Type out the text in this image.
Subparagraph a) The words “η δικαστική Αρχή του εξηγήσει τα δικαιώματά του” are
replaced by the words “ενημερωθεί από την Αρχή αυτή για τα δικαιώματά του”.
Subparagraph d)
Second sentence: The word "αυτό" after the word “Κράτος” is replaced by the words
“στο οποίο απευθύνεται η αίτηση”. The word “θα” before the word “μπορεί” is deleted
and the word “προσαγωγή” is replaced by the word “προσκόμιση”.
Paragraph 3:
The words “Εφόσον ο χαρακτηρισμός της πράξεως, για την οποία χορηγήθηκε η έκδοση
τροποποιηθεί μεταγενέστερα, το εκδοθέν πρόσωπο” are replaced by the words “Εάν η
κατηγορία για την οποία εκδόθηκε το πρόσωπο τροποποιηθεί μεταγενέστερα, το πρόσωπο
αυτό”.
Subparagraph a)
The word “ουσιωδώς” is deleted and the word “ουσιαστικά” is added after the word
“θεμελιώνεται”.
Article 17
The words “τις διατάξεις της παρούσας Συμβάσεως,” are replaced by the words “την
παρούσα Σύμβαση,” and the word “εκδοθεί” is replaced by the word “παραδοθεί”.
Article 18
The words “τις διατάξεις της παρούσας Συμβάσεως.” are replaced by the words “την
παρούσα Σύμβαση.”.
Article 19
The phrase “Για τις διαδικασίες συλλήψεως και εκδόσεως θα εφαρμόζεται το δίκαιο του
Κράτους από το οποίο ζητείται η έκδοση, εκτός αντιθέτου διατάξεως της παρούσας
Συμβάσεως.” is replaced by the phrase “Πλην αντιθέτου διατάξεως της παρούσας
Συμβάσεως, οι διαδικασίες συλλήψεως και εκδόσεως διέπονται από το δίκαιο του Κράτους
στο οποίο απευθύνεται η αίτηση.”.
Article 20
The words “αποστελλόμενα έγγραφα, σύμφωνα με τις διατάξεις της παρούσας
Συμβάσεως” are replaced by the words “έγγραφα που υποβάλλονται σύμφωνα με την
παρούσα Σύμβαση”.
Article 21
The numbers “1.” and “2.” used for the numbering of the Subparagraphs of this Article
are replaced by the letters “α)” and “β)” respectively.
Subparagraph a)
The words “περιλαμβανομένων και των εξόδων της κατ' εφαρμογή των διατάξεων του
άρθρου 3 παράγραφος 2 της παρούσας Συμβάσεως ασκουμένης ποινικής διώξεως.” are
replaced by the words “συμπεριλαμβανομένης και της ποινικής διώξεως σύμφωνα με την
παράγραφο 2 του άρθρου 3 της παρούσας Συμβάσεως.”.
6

**Given exercise:** Search the data for "αίτηση". Copy every matching line.

**Exercise output:**
“στο οποίο απευθύνεται η αίτηση”. The word “θα” before the word “μπορεί” is deleted
στο οποίο απευθύνεται η αίτηση.”.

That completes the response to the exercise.